DIRECTIVE => Return the entries verbatim and drop every picture.

━━━ RECORDS FOR THIS EXERCISE

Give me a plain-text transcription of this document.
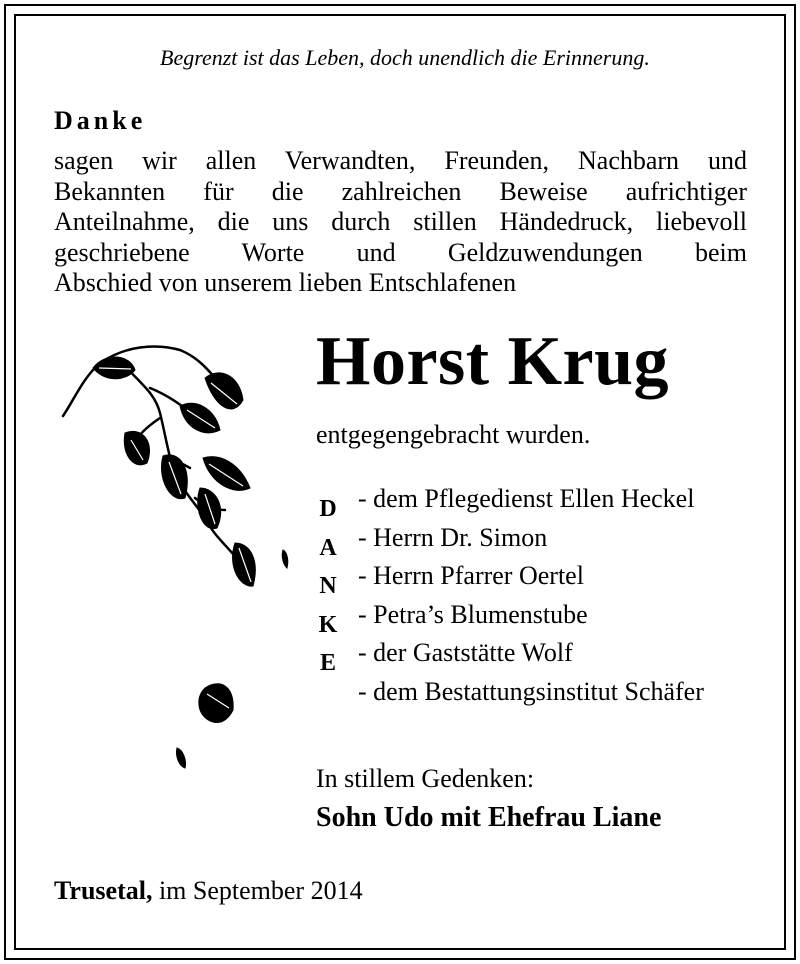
Begrenzt ist das Leben, doch unendlich die Erinnerung.
Danke
sagen wir allen Verwandten, Freunden, Nachbarn und
Bekannten für die zahlreichen Beweise aufrichtiger
Anteilnahme, die uns durch stillen Händedruck, liebevoll
geschriebene Worte und Geldzuwendungen beim
Abschied von unserem lieben Entschlafenen
Horst Krug
entgegengebracht wurden.
D
A
N
K
E
- dem Pflegedienst Ellen Heckel
- Herrn Dr. Simon
- Herrn Pfarrer Oertel
- Petra’s Blumenstube
- der Gaststätte Wolf
- dem Bestattungsinstitut Schäfer
In stillem Gedenken:
Sohn Udo mit Ehefrau Liane
Trusetal, im September 2014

━━━━━━

PROBLEM SOLUTION =>
Give me a plain-text transcription of this document.
Begrenzt ist das Leben, doch unendlich die Erinnerung.
Danke
sagen wir allen Verwandten, Freunden, Nachbarn und
Bekannten für die zahlreichen Beweise aufrichtiger
Anteilnahme, die uns durch stillen Händedruck, liebevoll
geschriebene Worte und Geldzuwendungen beim
Abschied von unserem lieben Entschlafenen
Horst Krug
entgegengebracht wurden.
D
A
N
K
E
- dem Pflegedienst Ellen Heckel
- Herrn Dr. Simon
- Herrn Pfarrer Oertel
- Petra’s Blumenstube
- der Gaststätte Wolf
- dem Bestattungsinstitut Schäfer
In stillem Gedenken:
Sohn Udo mit Ehefrau Liane
Trusetal, im September 2014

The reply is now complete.